- [WHAT YOU HAVE TO DO] What are the lead phrases of the bulleted points in the excerpt about putting player options into Adventure volumes? Group them as advantages or disadvantages.

- [EXCERPT PROVIDED]

START

Y’all ever hear of a Fluffernutter Sandwich? It’s from Massachusetts and is kind of a Northeast USA thing; basically, you take Marshmallow Fluff and spread it on one side of a sandwich, then spread peanut butter on the other side. Slap ’em together and you have a delicious sandwich that’s full of peanut butter and marshmallow goodness. It’s an example of how mixing two very different things can create something wholesome and unique. But is slapping Player Options into Adventure volumes, two very different kinds of content, a Fluffernutter Sandwich, or is it a hot mess? There are advantages and disadvantages to both.

Advantages:

  • More people buy the Adventure. This is REALLY good for Paizo, since they need to make money on their work. If only one out of every five players is buying adventures, at what point does adventure writing stop being profitable? And if adventure writing stops being profitable, people at Paizo lose jobs and Paizo arguably loses its one edge over Wizards of the Coast—that Paizo puts out tons of high-quality pre-written adventures.
  • More player options get published. This is also a really good thing for players. After all, more player options means more control over what your character can do, especially when those options are high-quality and vetted by many different people. Having player options in Adventure Volumes is also really crucial to Starfinder, a game that typically gets less content per year than Pathfinder due to the limited size of its team. Pathfinder, after all, has the Lost Omens line, which gives it an edge of hundreds of pages over Starfinder.

Disadvantages:

  • Finding Content Becomes Harder. All of a sudden, you can’t just go to your major book and be all like, “Oh hey, I know if I’m looking for solar manifestations I should look in a hardcover.” Now you have to remember to check every Adventure Path volume you have too, which can get overwhelming fast. APs don’t even have the adventage of Player Companions, where at least you could go, “Oh, this ability was a fighting ability, I should check Weapon Master’s Handbook or Melee Tactics Toolbox for it.” This is especially true when the content doesn’t necessarily fit the theme of the book it’s in; for example, Threefold Conspiracy Vol 6 has a bunch of new technomancer alternate spell caches, and those new spell caches aren’t themes around subterfuge or intrigue or anything else that would make sense for an AP about conspiracies.

END

- [RECORD EXTRACTS]
START

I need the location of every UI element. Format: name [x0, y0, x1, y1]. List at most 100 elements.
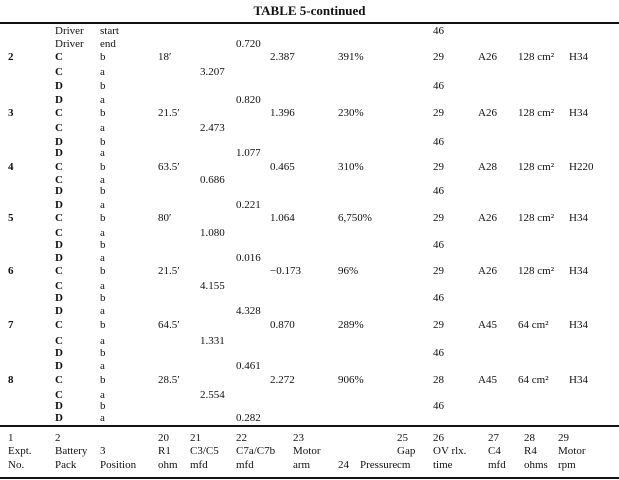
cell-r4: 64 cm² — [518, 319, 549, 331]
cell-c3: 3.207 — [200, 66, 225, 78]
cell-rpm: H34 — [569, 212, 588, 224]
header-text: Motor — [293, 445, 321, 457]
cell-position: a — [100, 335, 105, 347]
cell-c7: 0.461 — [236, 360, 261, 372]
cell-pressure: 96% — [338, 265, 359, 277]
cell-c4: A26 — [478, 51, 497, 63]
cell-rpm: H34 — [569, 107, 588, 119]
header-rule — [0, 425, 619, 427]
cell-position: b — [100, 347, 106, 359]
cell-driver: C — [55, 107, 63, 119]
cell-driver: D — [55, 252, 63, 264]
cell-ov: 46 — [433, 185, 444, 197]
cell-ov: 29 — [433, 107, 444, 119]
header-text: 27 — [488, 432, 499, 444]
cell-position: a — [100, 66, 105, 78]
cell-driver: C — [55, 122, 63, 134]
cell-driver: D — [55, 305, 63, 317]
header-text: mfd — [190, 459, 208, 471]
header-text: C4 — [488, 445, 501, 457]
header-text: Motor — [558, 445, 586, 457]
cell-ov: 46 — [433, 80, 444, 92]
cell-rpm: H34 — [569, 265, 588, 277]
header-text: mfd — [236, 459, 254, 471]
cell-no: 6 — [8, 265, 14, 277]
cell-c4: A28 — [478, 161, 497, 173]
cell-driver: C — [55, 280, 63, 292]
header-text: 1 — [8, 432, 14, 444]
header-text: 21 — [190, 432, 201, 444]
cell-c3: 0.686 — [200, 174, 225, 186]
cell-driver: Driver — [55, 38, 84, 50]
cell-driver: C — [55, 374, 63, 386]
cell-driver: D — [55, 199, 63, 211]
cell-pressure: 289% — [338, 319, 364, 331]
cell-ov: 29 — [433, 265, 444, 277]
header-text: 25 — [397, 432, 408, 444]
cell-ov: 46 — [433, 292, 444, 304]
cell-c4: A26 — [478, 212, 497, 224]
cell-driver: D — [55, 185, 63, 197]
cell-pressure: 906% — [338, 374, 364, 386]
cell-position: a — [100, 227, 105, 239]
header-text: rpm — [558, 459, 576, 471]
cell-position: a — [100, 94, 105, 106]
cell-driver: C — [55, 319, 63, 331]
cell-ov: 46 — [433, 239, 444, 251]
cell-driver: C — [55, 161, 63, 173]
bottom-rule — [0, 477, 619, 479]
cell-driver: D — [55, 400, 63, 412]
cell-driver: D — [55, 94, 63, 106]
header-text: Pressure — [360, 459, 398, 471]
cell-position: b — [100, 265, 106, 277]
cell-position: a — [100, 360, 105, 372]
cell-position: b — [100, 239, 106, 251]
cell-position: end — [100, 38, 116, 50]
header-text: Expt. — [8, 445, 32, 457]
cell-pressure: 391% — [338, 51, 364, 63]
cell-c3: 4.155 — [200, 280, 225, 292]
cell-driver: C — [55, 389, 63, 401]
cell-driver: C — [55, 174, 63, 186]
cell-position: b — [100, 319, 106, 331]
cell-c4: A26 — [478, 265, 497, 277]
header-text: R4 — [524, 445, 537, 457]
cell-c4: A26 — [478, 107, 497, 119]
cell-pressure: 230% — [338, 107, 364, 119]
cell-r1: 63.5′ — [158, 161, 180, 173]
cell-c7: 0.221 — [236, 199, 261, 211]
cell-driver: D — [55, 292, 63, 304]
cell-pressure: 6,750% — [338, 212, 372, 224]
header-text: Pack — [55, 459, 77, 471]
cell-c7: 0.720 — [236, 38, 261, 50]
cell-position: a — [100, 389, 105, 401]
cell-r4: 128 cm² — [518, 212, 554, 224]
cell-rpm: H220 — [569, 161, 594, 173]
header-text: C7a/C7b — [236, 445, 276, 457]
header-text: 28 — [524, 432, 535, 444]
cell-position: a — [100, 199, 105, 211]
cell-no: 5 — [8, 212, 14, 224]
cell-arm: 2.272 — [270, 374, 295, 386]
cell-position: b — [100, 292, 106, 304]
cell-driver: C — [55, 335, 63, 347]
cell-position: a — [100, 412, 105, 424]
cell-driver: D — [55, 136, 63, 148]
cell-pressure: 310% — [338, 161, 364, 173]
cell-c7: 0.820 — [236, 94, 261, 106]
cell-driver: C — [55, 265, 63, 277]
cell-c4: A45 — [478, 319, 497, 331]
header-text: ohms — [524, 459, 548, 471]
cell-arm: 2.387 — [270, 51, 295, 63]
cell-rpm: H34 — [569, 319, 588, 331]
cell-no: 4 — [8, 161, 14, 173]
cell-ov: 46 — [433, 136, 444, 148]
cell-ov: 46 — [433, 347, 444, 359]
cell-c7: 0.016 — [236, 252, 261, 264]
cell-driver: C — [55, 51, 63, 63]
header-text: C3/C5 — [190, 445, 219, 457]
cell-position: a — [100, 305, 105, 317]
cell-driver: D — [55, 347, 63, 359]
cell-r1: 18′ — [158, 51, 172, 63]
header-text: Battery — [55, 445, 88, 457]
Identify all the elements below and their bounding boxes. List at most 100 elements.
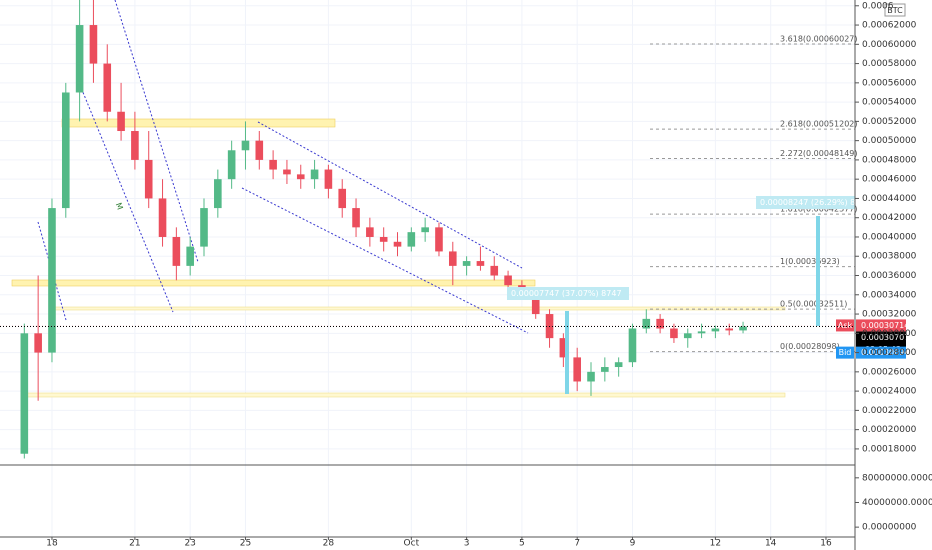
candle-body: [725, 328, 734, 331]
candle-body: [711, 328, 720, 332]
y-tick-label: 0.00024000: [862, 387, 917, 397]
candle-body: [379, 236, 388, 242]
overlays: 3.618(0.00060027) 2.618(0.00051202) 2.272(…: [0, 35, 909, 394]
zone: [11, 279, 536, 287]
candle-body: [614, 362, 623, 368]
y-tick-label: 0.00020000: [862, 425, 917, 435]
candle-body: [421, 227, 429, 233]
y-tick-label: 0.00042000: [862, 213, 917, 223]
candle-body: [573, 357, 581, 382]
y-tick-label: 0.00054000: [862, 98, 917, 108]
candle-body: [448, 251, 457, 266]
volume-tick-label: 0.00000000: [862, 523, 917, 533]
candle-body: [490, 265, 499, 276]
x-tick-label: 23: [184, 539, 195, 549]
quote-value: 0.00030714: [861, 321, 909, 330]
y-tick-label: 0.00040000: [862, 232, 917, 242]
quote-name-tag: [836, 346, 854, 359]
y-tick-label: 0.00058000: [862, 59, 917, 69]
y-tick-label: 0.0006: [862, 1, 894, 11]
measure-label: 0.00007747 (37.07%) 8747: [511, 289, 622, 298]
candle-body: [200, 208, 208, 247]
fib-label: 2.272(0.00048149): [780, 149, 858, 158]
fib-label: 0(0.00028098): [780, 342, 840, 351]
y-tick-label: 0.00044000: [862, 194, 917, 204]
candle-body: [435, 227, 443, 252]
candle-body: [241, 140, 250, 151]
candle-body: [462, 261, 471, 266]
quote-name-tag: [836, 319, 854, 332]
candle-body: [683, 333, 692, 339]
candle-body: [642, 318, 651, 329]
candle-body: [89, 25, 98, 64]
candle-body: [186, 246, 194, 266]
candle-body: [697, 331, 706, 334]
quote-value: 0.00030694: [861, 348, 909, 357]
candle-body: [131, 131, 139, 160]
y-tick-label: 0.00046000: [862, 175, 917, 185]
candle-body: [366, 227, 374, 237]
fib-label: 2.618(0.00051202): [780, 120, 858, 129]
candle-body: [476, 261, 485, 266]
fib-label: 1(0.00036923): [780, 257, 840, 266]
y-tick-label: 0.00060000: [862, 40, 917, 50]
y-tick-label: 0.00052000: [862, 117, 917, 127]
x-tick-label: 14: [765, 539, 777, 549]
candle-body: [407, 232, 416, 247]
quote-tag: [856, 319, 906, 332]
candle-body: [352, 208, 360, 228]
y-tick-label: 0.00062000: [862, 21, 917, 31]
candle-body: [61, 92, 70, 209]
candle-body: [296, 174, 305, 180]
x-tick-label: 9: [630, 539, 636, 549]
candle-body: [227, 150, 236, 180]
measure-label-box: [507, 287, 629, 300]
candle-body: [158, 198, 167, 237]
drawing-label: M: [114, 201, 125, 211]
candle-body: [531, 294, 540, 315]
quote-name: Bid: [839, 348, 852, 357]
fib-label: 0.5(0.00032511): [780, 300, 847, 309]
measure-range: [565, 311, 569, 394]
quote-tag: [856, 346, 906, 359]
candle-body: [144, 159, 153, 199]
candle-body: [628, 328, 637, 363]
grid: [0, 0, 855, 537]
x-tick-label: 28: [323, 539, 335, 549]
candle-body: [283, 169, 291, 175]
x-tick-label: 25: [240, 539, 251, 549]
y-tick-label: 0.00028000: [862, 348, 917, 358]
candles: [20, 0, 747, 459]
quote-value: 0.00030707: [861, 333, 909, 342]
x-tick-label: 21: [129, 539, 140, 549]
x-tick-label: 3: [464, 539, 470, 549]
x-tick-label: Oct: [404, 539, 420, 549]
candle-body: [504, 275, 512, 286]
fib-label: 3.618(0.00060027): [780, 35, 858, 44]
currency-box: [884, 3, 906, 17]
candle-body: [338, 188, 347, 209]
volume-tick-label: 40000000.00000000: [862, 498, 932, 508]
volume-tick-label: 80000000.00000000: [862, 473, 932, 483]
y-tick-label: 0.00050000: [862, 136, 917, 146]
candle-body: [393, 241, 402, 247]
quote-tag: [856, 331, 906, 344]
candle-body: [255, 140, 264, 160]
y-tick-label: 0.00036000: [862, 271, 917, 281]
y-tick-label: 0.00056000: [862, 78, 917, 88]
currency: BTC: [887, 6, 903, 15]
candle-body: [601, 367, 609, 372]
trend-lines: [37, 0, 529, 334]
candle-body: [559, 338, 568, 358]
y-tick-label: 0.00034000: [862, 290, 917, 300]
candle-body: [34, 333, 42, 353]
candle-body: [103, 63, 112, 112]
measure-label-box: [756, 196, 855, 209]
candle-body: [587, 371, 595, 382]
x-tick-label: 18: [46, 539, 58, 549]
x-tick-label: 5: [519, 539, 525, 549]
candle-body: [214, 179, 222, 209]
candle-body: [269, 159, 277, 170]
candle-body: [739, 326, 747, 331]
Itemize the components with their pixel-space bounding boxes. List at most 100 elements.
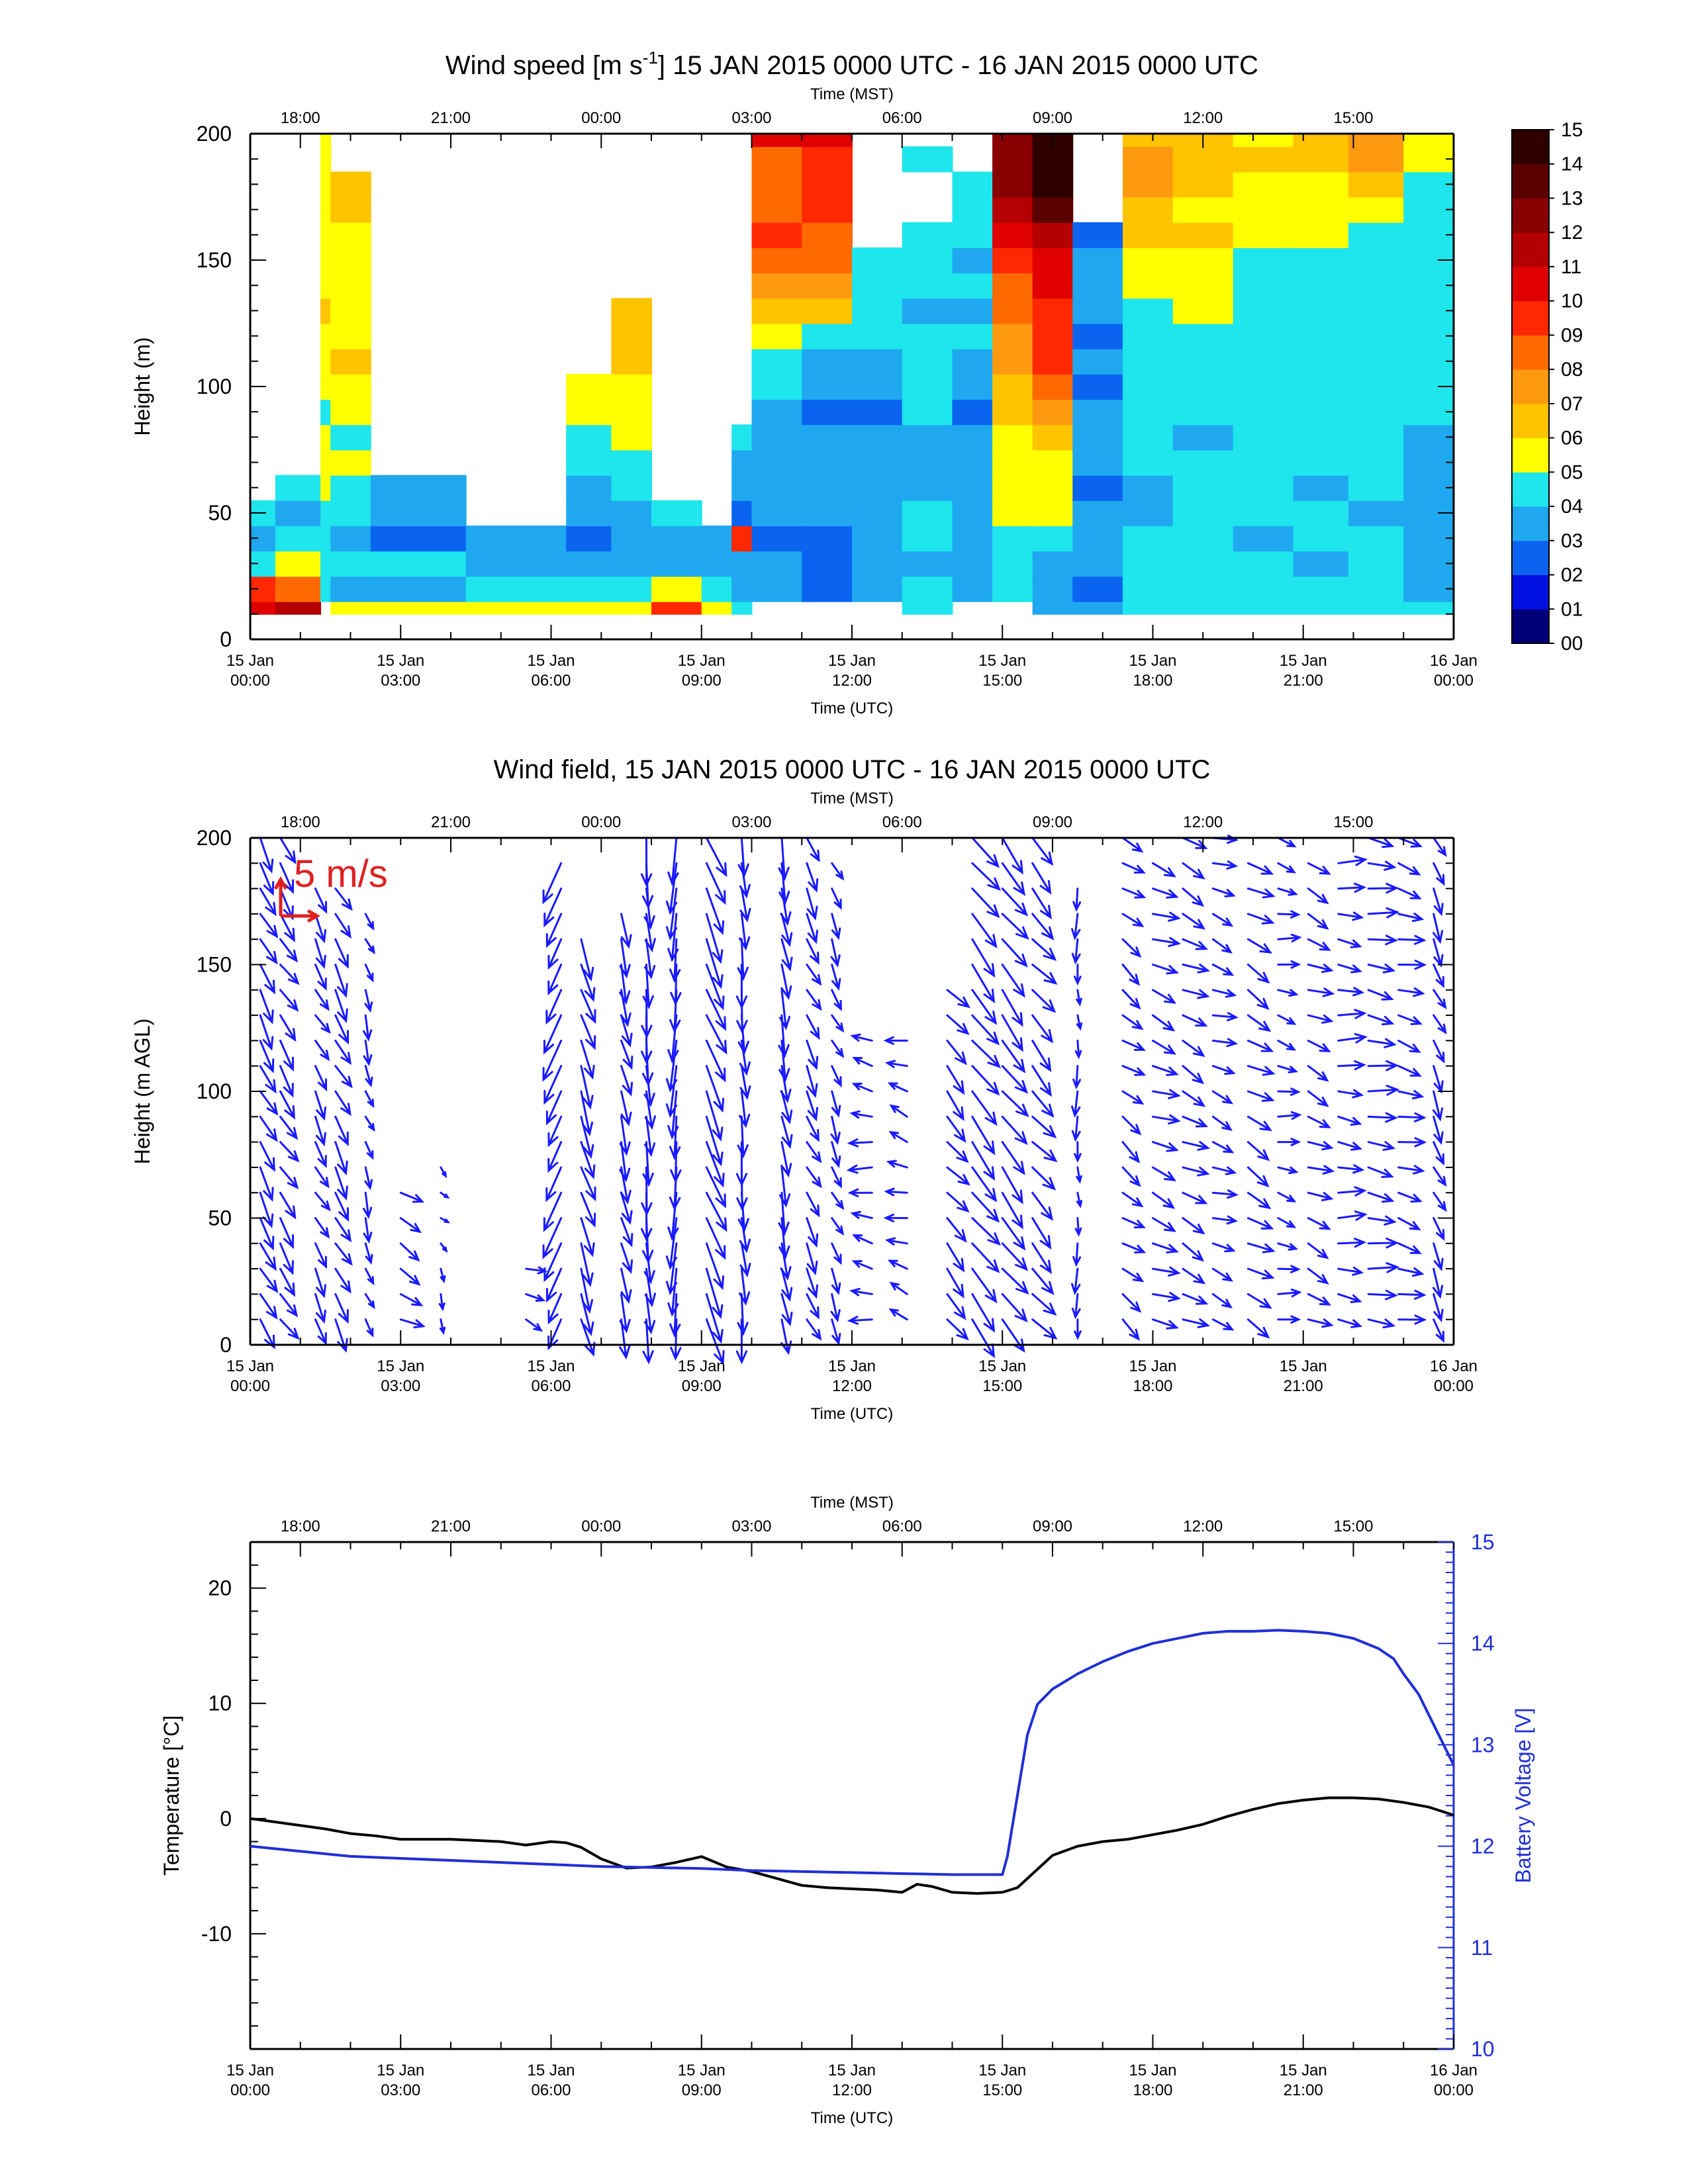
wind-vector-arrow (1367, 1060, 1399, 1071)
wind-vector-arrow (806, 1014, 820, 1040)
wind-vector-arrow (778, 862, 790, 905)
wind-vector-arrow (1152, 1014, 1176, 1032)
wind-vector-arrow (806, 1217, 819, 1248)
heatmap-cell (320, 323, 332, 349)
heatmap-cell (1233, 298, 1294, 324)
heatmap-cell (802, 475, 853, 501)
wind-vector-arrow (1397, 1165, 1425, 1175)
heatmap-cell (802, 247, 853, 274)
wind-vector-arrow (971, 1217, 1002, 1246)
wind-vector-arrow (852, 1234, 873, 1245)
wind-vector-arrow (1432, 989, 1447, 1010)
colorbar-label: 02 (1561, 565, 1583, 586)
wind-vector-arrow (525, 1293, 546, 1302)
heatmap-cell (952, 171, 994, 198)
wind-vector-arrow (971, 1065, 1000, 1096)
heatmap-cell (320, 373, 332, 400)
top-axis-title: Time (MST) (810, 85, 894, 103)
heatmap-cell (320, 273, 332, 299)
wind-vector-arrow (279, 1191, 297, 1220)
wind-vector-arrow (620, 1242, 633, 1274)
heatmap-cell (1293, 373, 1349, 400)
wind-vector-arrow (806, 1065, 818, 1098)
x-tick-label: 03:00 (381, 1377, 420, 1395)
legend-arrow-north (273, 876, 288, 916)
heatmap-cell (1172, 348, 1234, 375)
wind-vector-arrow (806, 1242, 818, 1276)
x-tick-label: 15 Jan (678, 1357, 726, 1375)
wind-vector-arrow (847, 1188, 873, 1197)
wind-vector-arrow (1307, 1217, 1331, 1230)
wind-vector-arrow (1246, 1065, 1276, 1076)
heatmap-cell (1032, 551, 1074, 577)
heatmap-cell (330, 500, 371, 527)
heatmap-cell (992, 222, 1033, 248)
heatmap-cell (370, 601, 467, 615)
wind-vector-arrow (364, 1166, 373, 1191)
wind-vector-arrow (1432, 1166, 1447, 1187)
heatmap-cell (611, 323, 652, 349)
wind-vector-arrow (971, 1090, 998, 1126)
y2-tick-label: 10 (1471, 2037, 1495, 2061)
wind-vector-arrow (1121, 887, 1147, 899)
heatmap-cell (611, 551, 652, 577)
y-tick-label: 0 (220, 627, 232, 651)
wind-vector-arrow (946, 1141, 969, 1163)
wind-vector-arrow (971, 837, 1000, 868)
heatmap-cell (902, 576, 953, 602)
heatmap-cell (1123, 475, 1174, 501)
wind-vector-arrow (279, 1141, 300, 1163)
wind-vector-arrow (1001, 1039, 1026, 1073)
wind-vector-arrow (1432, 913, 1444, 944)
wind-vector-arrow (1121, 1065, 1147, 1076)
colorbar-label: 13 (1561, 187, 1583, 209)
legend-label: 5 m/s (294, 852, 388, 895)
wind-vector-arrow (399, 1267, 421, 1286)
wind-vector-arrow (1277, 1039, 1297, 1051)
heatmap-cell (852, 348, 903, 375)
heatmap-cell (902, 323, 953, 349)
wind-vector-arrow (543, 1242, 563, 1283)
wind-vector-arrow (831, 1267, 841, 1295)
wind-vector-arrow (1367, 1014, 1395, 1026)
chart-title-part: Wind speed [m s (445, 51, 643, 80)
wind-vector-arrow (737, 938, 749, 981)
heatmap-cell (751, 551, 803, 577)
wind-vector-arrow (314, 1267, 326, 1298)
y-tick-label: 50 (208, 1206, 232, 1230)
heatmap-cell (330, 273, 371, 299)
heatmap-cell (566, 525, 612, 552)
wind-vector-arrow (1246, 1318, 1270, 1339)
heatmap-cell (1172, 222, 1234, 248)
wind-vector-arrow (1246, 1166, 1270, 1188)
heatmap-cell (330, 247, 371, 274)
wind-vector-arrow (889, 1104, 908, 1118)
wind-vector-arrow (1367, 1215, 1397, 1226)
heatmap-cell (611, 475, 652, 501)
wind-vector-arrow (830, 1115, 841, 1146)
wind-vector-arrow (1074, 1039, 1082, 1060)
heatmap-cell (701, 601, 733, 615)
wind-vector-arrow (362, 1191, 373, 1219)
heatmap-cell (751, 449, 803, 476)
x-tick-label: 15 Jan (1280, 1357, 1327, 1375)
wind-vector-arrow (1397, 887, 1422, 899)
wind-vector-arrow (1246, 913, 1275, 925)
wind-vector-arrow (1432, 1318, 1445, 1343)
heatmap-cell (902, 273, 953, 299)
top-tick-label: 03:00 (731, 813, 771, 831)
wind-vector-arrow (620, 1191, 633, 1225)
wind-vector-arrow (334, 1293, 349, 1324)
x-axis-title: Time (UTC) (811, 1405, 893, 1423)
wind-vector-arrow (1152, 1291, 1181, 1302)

END

- [SOLUTION TO THE PROBLEM]
Advantages:
- More people buy the Adventure.
- More player options get published.

Disadvantages:
- Finding Content Becomes Harder.